Stated task: Report every line from the material that contains the word "цилиндров".

Records supplied:
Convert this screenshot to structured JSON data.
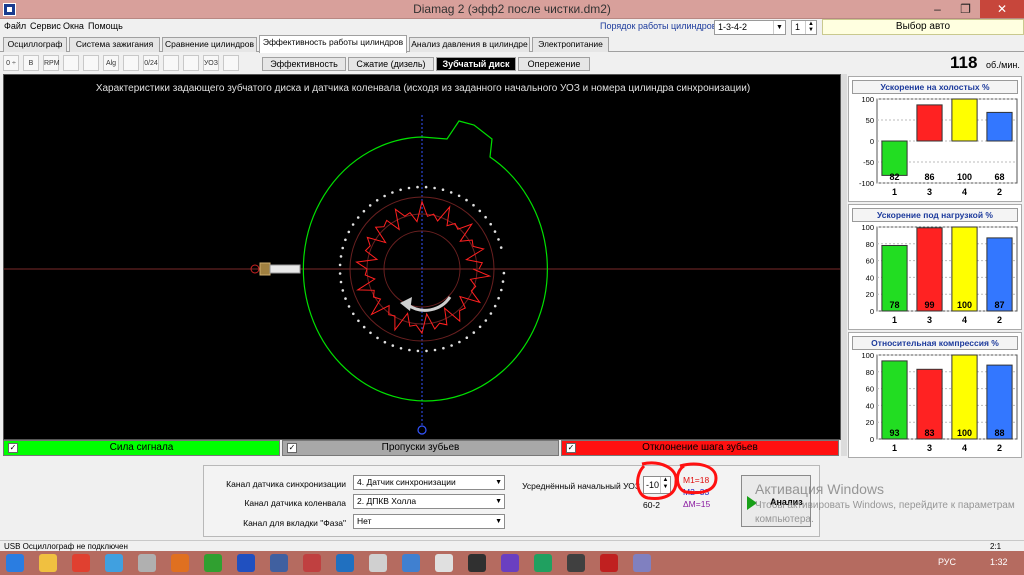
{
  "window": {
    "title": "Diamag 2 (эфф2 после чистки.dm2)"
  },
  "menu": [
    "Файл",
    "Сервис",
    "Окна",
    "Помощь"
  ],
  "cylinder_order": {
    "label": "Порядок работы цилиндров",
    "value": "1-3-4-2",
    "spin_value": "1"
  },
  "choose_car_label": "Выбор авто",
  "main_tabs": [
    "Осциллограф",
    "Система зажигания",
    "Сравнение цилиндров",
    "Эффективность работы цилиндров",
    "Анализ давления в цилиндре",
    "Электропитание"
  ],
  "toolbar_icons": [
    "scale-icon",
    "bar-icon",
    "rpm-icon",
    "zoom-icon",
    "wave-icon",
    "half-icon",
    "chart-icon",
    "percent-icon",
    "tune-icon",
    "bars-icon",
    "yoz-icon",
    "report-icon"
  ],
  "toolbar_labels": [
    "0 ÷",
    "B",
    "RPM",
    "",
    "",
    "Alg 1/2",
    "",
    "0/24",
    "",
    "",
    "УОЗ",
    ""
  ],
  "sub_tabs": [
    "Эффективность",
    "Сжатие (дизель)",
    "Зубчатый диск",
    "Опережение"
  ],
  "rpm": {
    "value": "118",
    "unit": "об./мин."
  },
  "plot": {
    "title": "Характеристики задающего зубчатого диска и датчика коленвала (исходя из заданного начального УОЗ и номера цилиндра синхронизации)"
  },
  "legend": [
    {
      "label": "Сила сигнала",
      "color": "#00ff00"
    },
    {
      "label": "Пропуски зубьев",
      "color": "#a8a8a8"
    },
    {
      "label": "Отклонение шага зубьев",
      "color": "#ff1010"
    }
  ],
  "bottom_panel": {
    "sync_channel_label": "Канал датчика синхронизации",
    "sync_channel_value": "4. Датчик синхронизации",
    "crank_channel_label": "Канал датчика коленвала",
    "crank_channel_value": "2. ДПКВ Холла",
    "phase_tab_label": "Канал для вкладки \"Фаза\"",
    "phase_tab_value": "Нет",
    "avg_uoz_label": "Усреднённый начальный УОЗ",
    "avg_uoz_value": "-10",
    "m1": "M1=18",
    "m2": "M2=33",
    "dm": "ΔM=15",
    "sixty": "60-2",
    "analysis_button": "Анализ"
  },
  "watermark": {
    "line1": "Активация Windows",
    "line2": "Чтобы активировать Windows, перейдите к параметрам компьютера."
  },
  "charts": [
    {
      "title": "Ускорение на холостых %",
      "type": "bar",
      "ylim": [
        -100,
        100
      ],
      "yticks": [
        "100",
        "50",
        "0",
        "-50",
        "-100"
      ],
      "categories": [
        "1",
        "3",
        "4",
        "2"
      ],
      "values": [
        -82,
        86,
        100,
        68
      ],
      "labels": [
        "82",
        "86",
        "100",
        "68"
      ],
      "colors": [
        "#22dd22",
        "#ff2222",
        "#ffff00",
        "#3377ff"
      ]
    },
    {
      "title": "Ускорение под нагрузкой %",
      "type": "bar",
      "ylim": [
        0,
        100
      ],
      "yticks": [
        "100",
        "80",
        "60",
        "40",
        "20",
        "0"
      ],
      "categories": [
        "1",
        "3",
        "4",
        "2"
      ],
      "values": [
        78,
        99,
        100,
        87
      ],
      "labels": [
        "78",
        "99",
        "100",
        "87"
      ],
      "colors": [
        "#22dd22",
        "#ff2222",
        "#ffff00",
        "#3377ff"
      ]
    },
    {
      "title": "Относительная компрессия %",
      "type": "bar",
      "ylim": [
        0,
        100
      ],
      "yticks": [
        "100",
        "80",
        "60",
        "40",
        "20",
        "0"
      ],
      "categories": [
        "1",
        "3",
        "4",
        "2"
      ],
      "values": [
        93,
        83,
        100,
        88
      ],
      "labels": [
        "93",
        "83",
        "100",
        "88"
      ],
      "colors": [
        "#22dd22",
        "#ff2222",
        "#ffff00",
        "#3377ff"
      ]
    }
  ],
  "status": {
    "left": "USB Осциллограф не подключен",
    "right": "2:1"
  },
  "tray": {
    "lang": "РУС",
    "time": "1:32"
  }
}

Solution to the exercise:
    "label": "Порядок работы цилиндров",
    "Сравнение цилиндров",
    "Эффективность работы цилиндров",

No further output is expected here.